→ TEXTO PARA ANÁLISE

O jogo estava dominado pelo Rubro-Negro e o segundo gol também foi um prêmio para o sempre atuante super-herói Marcão. Ele foi lançado pela esquerda, invadiu a área e chutou cruzado para aumentar o marcador. Não demorou muito e o talentoso Jádson fez um primoroso lançamento para Rena, que driblou Flávio, deixou Baresi e João Paulo no chão e tocou para decretar a goleada por 3 a 0.
“Não tenho medo da morte”

→ DADOS REGISTRADOS
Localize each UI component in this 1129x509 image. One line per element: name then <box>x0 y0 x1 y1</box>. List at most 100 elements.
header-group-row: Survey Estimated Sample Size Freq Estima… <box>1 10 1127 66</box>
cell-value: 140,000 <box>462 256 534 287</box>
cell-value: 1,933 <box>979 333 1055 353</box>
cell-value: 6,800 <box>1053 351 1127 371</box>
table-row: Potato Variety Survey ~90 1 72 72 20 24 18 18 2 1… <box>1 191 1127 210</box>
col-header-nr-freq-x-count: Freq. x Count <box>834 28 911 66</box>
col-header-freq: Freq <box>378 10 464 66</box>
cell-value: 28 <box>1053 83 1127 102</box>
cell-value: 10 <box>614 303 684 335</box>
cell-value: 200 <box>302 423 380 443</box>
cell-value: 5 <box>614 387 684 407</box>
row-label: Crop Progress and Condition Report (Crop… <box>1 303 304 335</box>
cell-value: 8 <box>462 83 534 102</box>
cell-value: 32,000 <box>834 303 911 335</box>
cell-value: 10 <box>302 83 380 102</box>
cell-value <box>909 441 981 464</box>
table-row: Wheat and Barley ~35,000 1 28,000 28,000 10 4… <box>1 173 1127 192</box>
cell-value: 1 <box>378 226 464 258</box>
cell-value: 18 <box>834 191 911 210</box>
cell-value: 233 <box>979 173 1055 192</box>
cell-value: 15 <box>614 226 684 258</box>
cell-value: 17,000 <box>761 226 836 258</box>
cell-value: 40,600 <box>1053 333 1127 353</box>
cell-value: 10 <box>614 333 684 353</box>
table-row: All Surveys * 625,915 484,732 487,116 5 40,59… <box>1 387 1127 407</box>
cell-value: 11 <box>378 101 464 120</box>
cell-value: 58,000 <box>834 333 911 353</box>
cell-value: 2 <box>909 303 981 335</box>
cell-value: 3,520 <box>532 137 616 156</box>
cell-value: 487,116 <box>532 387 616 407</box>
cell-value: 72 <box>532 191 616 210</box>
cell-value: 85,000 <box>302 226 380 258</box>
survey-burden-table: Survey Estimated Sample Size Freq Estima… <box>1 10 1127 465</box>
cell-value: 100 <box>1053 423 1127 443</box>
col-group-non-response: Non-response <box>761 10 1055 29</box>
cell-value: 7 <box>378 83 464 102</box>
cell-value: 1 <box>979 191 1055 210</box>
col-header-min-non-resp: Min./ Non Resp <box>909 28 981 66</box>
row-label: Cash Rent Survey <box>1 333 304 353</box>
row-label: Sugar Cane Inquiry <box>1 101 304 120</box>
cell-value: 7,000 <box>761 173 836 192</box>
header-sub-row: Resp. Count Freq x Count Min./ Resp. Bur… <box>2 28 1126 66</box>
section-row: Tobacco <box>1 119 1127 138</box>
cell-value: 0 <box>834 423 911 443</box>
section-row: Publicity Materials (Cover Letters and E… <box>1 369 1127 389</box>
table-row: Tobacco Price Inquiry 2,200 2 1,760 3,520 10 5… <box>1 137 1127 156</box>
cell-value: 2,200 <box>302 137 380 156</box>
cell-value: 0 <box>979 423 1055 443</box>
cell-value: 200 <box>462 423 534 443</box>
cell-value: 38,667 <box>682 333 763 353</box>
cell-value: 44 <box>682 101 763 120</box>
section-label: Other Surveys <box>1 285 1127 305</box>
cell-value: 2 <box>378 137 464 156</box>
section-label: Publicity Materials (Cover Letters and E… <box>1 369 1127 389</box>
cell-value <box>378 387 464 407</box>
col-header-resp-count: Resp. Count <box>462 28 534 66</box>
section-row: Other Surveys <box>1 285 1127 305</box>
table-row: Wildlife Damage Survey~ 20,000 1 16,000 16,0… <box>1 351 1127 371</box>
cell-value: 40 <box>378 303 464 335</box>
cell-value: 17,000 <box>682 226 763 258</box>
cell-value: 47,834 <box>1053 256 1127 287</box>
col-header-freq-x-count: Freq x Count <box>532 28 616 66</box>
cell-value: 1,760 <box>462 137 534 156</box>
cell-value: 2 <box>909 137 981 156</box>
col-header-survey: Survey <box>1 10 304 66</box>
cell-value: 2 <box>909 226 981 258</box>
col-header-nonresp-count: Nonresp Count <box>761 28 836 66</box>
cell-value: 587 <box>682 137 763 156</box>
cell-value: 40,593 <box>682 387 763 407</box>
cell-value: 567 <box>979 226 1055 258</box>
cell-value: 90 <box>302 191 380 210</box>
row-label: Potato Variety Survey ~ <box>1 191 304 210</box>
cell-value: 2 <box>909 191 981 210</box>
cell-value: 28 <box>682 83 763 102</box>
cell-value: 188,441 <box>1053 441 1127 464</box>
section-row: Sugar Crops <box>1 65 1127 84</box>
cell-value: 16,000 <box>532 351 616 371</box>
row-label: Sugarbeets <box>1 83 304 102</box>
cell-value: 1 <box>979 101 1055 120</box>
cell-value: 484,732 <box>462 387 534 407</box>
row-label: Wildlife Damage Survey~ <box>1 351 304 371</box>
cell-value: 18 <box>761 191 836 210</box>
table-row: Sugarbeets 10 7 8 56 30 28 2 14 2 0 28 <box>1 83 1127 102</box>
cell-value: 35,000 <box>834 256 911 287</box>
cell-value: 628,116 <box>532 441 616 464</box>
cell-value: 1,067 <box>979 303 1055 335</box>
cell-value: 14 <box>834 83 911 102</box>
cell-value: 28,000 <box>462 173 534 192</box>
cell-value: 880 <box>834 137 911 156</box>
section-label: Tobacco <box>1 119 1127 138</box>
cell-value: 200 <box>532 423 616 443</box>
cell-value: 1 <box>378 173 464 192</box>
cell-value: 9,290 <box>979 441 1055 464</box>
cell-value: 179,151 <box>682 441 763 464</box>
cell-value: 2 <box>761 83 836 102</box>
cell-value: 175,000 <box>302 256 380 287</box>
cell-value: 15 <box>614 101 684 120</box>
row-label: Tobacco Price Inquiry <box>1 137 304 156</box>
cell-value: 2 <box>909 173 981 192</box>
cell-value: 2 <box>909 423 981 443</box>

→ O QUE FAZER
1 - Diga se cada frase abaixo bate com o texto sobre o jogo, respondendo sim ou não e citando as palavras do texto que decidem: (a) Marcão fez o segundo gol com um chute cruzado. (b) Jádson marcou o terceiro gol. (c) Rena driblou Flávio.
2 - Dê sequência ao texto sobre o jogo, começando logo depois da última linha mostrada.
Os registros foram tirados de outra fonte.

→ RESPOSTAS
1 -
(a) Sim: "o segundo gol também foi um prêmio para o sempre atuante super-herói Marcão" e "chutou cruzado para aumentar o marcador".
(b) Não: "o talentoso Jádson fez um primoroso lançamento para Rena".
(c) Sim: "driblou Flávio".

2 -
O atacante Washington estreou no Atlético testando o coração da galera atleticana – e da paranista também. O ex-jogador tricolor, que esteve perto de ver sua carreira encerrada após sofrer um infarto, há pouco mais de um ano, marcou o primeiro gol do Atlético no clássico de ontem, mostrando que sua luta para voltar em campo valeu a pena. Mais que isso, teve uma atuação de gala e só foi substituído aos 22 minutos do segundo tempo porque ainda não está com 100% de seu ritmo de jogo. “Fico triste pela situação em que o Paraná se encontra. Mas estou muito feliz por ter estreado com gol”, disse o jogador à Tribuna após a partida. Antes de balançar a rede, aos 7 minutos da etapa final, Washington teve um gol anulado e outro perdido, o que levou a torcida à loucura. “Estava testando o coração da galera e calibrando o pé”, brincou o atleta, que teve todas as suas jogadas aplaudidas e seu nome gritado pelos atleticanos durante todo o tempo em que esteve em campo.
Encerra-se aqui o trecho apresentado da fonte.